■ Exercise: Every record below is to be retyped exactly.

■ Source data:
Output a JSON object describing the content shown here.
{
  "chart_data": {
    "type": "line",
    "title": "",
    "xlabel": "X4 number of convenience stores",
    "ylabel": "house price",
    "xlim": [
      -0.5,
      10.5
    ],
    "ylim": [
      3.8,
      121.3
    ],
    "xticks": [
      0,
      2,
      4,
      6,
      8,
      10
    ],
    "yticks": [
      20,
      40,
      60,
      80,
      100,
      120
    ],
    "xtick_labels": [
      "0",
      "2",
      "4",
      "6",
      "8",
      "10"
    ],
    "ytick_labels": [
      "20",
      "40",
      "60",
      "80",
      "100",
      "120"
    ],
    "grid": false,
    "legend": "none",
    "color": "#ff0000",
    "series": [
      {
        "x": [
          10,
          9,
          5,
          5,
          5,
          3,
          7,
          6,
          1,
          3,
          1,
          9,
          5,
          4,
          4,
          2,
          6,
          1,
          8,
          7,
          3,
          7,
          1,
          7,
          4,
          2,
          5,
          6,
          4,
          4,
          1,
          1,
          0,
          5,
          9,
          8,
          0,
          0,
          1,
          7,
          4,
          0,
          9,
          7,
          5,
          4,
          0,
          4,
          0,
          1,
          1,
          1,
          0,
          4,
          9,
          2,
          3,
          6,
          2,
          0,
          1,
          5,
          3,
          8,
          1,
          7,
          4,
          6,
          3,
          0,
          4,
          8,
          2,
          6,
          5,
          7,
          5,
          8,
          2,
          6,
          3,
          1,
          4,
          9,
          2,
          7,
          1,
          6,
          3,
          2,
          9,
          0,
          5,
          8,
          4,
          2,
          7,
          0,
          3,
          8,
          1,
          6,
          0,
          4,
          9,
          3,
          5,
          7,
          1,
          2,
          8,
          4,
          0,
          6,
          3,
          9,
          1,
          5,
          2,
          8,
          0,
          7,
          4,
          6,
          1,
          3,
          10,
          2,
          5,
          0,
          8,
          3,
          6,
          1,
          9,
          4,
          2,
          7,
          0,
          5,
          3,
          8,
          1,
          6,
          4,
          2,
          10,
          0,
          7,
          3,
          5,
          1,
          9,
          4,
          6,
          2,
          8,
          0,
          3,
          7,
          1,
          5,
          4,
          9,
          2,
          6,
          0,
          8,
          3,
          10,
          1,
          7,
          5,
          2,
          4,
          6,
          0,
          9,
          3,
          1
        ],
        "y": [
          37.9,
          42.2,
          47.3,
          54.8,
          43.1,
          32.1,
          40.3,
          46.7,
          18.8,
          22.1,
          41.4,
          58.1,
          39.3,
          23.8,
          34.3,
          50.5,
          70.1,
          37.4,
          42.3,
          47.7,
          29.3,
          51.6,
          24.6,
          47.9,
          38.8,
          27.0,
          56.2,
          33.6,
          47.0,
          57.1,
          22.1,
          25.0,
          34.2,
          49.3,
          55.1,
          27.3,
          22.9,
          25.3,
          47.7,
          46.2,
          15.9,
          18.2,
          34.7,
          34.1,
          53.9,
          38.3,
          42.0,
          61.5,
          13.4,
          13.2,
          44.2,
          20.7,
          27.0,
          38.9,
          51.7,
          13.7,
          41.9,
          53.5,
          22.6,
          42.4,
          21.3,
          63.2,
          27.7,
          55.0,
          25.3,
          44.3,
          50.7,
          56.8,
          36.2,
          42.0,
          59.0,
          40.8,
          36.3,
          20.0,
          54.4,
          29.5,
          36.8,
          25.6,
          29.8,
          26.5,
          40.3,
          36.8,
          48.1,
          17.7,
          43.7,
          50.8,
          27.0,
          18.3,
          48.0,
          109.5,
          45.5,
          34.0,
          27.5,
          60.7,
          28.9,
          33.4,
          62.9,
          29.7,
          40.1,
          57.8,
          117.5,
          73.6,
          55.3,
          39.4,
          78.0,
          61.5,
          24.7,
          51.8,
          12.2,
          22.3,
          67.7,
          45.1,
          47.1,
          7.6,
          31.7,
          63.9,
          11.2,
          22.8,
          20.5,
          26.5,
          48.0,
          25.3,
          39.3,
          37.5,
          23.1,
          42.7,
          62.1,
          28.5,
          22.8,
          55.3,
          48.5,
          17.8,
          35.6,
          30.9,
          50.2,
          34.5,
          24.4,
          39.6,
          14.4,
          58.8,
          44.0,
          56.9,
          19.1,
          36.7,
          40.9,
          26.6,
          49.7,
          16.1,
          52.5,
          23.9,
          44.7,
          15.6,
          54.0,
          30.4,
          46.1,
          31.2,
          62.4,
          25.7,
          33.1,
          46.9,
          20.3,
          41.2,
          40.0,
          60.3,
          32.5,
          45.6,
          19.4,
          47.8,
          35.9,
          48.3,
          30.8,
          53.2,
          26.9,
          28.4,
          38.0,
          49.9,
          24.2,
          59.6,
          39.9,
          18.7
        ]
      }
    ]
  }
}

■ Exercise answer:
Output a JSON object describing the content shown here.
{
  "chart_data": {
    "type": "line",
    "title": "",
    "xlabel": "X4 number of convenience stores",
    "ylabel": "house price",
    "xlim": [
      -0.5,
      10.5
    ],
    "ylim": [
      3.8,
      121.3
    ],
    "xticks": [
      0,
      2,
      4,
      6,
      8,
      10
    ],
    "yticks": [
      20,
      40,
      60,
      80,
      100,
      120
    ],
    "xtick_labels": [
      "0",
      "2",
      "4",
      "6",
      "8",
      "10"
    ],
    "ytick_labels": [
      "20",
      "40",
      "60",
      "80",
      "100",
      "120"
    ],
    "grid": false,
    "legend": "none",
    "color": "#ff0000",
    "series": [
      {
        "x": [
          10,
          9,
          5,
          5,
          5,
          3,
          7,
          6,
          1,
          3,
          1,
          9,
          5,
          4,
          4,
          2,
          6,
          1,
          8,
          7,
          3,
          7,
          1,
          7,
          4,
          2,
          5,
          6,
          4,
          4,
          1,
          1,
          0,
          5,
          9,
          8,
          0,
          0,
          1,
          7,
          4,
          0,
          9,
          7,
          5,
          4,
          0,
          4,
          0,
          1,
          1,
          1,
          0,
          4,
          9,
          2,
          3,
          6,
          2,
          0,
          1,
          5,
          3,
          8,
          1,
          7,
          4,
          6,
          3,
          0,
          4,
          8,
          2,
          6,
          5,
          7,
          5,
          8,
          2,
          6,
          3,
          1,
          4,
          9,
          2,
          7,
          1,
          6,
          3,
          2,
          9,
          0,
          5,
          8,
          4,
          2,
          7,
          0,
          3,
          8,
          1,
          6,
          0,
          4,
          9,
          3,
          5,
          7,
          1,
          2,
          8,
          4,
          0,
          6,
          3,
          9,
          1,
          5,
          2,
          8,
          0,
          7,
          4,
          6,
          1,
          3,
          10,
          2,
          5,
          0,
          8,
          3,
          6,
          1,
          9,
          4,
          2,
          7,
          0,
          5,
          3,
          8,
          1,
          6,
          4,
          2,
          10,
          0,
          7,
          3,
          5,
          1,
          9,
          4,
          6,
          2,
          8,
          0,
          3,
          7,
          1,
          5,
          4,
          9,
          2,
          6,
          0,
          8,
          3,
          10,
          1,
          7,
          5,
          2,
          4,
          6,
          0,
          9,
          3,
          1
        ],
        "y": [
          37.9,
          42.2,
          47.3,
          54.8,
          43.1,
          32.1,
          40.3,
          46.7,
          18.8,
          22.1,
          41.4,
          58.1,
          39.3,
          23.8,
          34.3,
          50.5,
          70.1,
          37.4,
          42.3,
          47.7,
          29.3,
          51.6,
          24.6,
          47.9,
          38.8,
          27.0,
          56.2,
          33.6,
          47.0,
          57.1,
          22.1,
          25.0,
          34.2,
          49.3,
          55.1,
          27.3,
          22.9,
          25.3,
          47.7,
          46.2,
          15.9,
          18.2,
          34.7,
          34.1,
          53.9,
          38.3,
          42.0,
          61.5,
          13.4,
          13.2,
          44.2,
          20.7,
          27.0,
          38.9,
          51.7,
          13.7,
          41.9,
          53.5,
          22.6,
          42.4,
          21.3,
          63.2,
          27.7,
          55.0,
          25.3,
          44.3,
          50.7,
          56.8,
          36.2,
          42.0,
          59.0,
          40.8,
          36.3,
          20.0,
          54.4,
          29.5,
          36.8,
          25.6,
          29.8,
          26.5,
          40.3,
          36.8,
          48.1,
          17.7,
          43.7,
          50.8,
          27.0,
          18.3,
          48.0,
          109.5,
          45.5,
          34.0,
          27.5,
          60.7,
          28.9,
          33.4,
          62.9,
          29.7,
          40.1,
          57.8,
          117.5,
          73.6,
          55.3,
          39.4,
          78.0,
          61.5,
          24.7,
          51.8,
          12.2,
          22.3,
          67.7,
          45.1,
          47.1,
          7.6,
          31.7,
          63.9,
          11.2,
          22.8,
          20.5,
          26.5,
          48.0,
          25.3,
          39.3,
          37.5,
          23.1,
          42.7,
          62.1,
          28.5,
          22.8,
          55.3,
          48.5,
          17.8,
          35.6,
          30.9,
          50.2,
          34.5,
          24.4,
          39.6,
          14.4,
          58.8,
          44.0,
          56.9,
          19.1,
          36.7,
          40.9,
          26.6,
          49.7,
          16.1,
          52.5,
          23.9,
          44.7,
          15.6,
          54.0,
          30.4,
          46.1,
          31.2,
          62.4,
          25.7,
          33.1,
          46.9,
          20.3,
          41.2,
          40.0,
          60.3,
          32.5,
          45.6,
          19.4,
          47.8,
          35.9,
          48.3,
          30.8,
          53.2,
          26.9,
          28.4,
          38.0,
          49.9,
          24.2,
          59.6,
          39.9,
          18.7
        ]
      }
    ]
  }
}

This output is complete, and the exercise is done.